> _What is expected_:
In the items below, from the line containing "Text: N: N <box>119 145 130 158</box>" through the end of the items, substitute "Br" for every "Cl" and give those lines again with nothing else changed.

> _Dataset content_:

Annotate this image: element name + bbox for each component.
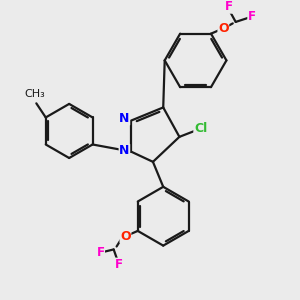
Text: N: N <box>119 145 130 158</box>
Text: F: F <box>96 247 104 260</box>
Text: F: F <box>115 258 123 271</box>
Text: F: F <box>248 10 256 23</box>
Text: O: O <box>218 22 229 35</box>
Text: Cl: Cl <box>194 122 207 135</box>
Text: O: O <box>120 230 131 243</box>
Text: CH₃: CH₃ <box>25 89 45 99</box>
Text: F: F <box>225 0 233 13</box>
Text: N: N <box>119 112 130 125</box>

> _Answer to this task_:
Text: N: N <box>119 145 130 158</box>
Text: F: F <box>96 247 104 260</box>
Text: F: F <box>115 258 123 271</box>
Text: F: F <box>248 10 256 23</box>
Text: O: O <box>218 22 229 35</box>
Text: Br: Br <box>194 122 207 135</box>
Text: O: O <box>120 230 131 243</box>
Text: CH₃: CH₃ <box>25 89 45 99</box>
Text: F: F <box>225 0 233 13</box>
Text: N: N <box>119 112 130 125</box>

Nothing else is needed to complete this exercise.